* _EXERCISE REQUIREMENTS_
Across the data below, how many lines hold "Instructions"? Answer with that number and nothing else.

* _RECORDS FOR THIS TASK_
○ ○ ○ ○ ○ ○ ○
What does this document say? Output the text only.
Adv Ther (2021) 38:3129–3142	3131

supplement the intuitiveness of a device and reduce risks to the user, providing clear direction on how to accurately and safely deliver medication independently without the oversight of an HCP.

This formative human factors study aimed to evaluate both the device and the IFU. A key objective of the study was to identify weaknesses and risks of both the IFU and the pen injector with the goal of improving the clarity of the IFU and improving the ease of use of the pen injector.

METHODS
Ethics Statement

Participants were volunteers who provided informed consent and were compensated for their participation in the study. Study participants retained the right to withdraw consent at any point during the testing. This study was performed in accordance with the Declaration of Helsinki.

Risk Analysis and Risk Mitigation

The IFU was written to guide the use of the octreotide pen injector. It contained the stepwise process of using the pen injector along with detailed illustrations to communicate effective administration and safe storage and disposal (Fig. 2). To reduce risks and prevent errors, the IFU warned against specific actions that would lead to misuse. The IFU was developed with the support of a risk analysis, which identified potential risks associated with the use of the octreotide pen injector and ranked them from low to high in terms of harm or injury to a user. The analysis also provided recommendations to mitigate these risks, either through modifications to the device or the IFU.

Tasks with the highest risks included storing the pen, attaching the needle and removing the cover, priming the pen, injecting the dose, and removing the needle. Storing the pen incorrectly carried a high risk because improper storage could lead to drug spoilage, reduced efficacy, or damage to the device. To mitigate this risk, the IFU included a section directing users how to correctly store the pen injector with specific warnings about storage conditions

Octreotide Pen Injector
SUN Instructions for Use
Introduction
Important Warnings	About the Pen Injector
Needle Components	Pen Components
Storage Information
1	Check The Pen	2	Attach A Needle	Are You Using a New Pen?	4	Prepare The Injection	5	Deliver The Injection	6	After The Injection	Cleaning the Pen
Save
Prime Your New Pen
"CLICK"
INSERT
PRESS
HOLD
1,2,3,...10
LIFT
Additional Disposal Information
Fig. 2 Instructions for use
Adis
○ ○ ○ ○ ○ ○ ○
* _COMPLETE OUTPUT_
2